→ Records to process
|---|
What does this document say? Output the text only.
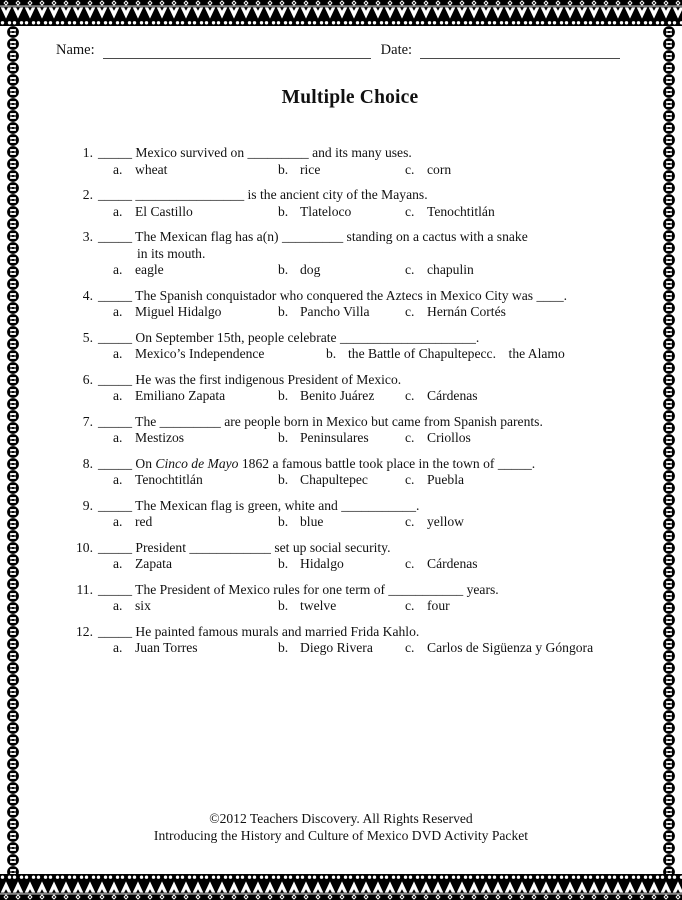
Name:	Date:
Multiple Choice
1. _____ Mexico survived on _________ and its many uses.
a. wheat	b. rice	c. corn
2. _____ ________________ is the ancient city of the Mayans.
a. El Castillo	b. Tlateloco	c. Tenochtitlán
3. _____ The Mexican flag has a(n) _________ standing on a cactus with a snake
in its mouth.
a. eagle	b. dog	c. chapulin
4. _____ The Spanish conquistador who conquered the Aztecs in Mexico City was ____.
a. Miguel Hidalgo	b. Pancho Villa	c. Hernán Cortés
5. _____ On September 15th, people celebrate ____________________.
a. Mexico’s Independence	b. the Battle of Chapultepec c. the Alamo
6. _____ He was the first indigenous President of Mexico.
a. Emiliano Zapata	b. Benito Juárez c. Cárdenas
7. _____ The _________ are people born in Mexico but came from Spanish parents.
a. Mestizos	b. Peninsulares	c. Criollos
8. _____ On Cinco de Mayo 1862 a famous battle took place in the town of _____.
a. Tenochtitlán	b. Chapultepec	c. Puebla
9. _____ The Mexican flag is green, white and ___________.
a. red	b. blue	c. yellow
10. _____ President ____________ set up social security.
a. Zapata	b. Hidalgo	c. Cárdenas
11. _____ The President of Mexico rules for one term of ___________ years.
a. six	b. twelve	c. four
12. _____ He painted famous murals and married Frida Kahlo.
a. Juan Torres	b. Diego Rivera c. Carlos de Sigüenza y Góngora
©2012 Teachers Discovery. All Rights Reserved
Introducing the History and Culture of Mexico DVD Activity Packet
|---|
→ Short task
Write out all the entries again, word for word, and print no images.

→ Task output
What does this document say? Output the text only.
Name:	Date:
Multiple Choice
1. _____ Mexico survived on _________ and its many uses.
a. wheat	b. rice	c. corn
2. _____ ________________ is the ancient city of the Mayans.
a. El Castillo	b. Tlateloco	c. Tenochtitlán
3. _____ The Mexican flag has a(n) _________ standing on a cactus with a snake
in its mouth.
a. eagle	b. dog	c. chapulin
4. _____ The Spanish conquistador who conquered the Aztecs in Mexico City was ____.
a. Miguel Hidalgo	b. Pancho Villa	c. Hernán Cortés
5. _____ On September 15th, people celebrate ____________________.
a. Mexico’s Independence	b. the Battle of Chapultepec c. the Alamo
6. _____ He was the first indigenous President of Mexico.
a. Emiliano Zapata	b. Benito Juárez c. Cárdenas
7. _____ The _________ are people born in Mexico but came from Spanish parents.
a. Mestizos	b. Peninsulares	c. Criollos
8. _____ On Cinco de Mayo 1862 a famous battle took place in the town of _____.
a. Tenochtitlán	b. Chapultepec	c. Puebla
9. _____ The Mexican flag is green, white and ___________.
a. red	b. blue	c. yellow
10. _____ President ____________ set up social security.
a. Zapata	b. Hidalgo	c. Cárdenas
11. _____ The President of Mexico rules for one term of ___________ years.
a. six	b. twelve	c. four
12. _____ He painted famous murals and married Frida Kahlo.
a. Juan Torres	b. Diego Rivera c. Carlos de Sigüenza y Góngora
©2012 Teachers Discovery. All Rights Reserved
Introducing the History and Culture of Mexico DVD Activity Packet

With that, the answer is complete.